==== Data in this exercise ====

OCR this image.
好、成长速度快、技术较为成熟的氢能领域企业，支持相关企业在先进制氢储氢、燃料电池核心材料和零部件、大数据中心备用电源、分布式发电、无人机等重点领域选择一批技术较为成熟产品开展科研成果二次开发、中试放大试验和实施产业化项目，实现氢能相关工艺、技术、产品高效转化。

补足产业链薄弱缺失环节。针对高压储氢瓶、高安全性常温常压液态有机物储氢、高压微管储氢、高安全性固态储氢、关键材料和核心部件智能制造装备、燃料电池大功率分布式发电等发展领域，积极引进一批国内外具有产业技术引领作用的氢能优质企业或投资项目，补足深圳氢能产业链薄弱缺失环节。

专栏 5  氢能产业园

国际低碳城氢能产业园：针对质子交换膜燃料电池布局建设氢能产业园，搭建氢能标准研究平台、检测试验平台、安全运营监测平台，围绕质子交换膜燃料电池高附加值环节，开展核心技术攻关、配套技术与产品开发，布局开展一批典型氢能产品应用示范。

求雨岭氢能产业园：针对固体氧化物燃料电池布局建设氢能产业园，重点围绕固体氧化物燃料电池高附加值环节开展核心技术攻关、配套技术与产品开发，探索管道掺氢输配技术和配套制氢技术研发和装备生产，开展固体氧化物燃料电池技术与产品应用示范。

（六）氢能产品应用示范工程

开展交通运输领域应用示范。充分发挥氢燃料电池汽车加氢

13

====

# Short problem
Write the number of lines containing the word "配套技术与产品开发" and nothing besides it.

# Result of the exercise
2